-------- Exercise inputs
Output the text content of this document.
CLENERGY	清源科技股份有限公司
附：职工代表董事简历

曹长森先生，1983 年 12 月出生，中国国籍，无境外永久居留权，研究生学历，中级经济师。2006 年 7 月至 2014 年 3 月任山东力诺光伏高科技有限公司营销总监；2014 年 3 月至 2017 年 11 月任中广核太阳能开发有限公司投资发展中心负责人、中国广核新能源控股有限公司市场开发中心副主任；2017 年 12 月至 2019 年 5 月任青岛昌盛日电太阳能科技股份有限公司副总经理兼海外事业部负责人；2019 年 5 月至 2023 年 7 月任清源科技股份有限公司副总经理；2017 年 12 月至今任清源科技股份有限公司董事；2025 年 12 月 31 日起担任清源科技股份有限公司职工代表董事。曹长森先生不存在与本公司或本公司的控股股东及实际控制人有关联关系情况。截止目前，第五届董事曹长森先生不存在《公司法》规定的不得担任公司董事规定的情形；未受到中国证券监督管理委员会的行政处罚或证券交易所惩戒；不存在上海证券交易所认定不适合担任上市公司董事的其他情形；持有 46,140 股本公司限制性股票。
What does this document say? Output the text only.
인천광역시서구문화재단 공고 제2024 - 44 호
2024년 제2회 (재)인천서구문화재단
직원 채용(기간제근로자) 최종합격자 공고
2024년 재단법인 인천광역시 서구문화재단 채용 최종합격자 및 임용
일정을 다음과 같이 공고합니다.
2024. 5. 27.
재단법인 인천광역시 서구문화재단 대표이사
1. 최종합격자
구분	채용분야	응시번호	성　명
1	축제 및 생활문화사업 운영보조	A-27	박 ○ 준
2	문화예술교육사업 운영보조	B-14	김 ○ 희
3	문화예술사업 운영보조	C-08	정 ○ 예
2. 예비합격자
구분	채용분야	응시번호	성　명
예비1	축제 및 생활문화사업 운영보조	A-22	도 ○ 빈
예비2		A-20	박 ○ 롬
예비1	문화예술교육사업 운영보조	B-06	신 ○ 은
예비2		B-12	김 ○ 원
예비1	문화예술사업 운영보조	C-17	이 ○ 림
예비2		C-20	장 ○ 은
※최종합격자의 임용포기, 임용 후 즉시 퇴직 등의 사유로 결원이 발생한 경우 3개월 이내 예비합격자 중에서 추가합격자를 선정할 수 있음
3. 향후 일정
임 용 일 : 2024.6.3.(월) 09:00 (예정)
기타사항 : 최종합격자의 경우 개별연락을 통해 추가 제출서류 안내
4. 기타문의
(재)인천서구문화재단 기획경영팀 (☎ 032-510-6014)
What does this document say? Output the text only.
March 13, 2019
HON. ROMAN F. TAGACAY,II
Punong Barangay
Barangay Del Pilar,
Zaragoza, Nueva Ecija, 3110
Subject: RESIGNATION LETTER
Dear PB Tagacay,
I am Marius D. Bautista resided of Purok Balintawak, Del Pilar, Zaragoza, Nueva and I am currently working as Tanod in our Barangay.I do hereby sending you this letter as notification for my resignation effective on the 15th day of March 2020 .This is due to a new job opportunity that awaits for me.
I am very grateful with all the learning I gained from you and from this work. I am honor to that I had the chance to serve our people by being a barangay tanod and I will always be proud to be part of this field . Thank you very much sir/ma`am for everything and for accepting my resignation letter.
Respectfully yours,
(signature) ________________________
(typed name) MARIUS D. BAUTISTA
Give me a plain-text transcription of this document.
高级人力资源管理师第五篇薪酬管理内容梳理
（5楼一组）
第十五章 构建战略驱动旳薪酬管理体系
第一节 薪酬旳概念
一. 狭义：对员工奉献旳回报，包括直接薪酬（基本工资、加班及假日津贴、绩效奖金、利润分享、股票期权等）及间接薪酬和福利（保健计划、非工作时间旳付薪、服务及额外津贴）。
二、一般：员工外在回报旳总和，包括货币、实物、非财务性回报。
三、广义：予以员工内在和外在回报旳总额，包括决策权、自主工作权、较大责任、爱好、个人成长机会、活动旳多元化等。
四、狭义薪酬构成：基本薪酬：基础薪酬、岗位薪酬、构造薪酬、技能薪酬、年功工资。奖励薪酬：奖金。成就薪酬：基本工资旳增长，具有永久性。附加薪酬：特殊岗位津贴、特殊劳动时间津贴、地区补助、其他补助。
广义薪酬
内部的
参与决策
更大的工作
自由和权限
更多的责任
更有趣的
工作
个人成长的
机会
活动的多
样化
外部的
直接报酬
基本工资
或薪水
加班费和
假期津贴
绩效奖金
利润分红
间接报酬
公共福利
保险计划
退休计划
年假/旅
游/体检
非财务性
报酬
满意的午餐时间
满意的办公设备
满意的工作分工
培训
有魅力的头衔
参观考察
----------------
Exercise goal
Write out each line of the data that holds the string "최종합격자의".

Response to the exercise
※최종합격자의 임용포기, 임용 후 즉시 퇴직 등의 사유로 결원이 발생한 경우 3개월 이내 예비합격자 중에서 추가합격자를 선정할 수 있음
기타사항 : 최종합격자의 경우 개별연락을 통해 추가 제출서류 안내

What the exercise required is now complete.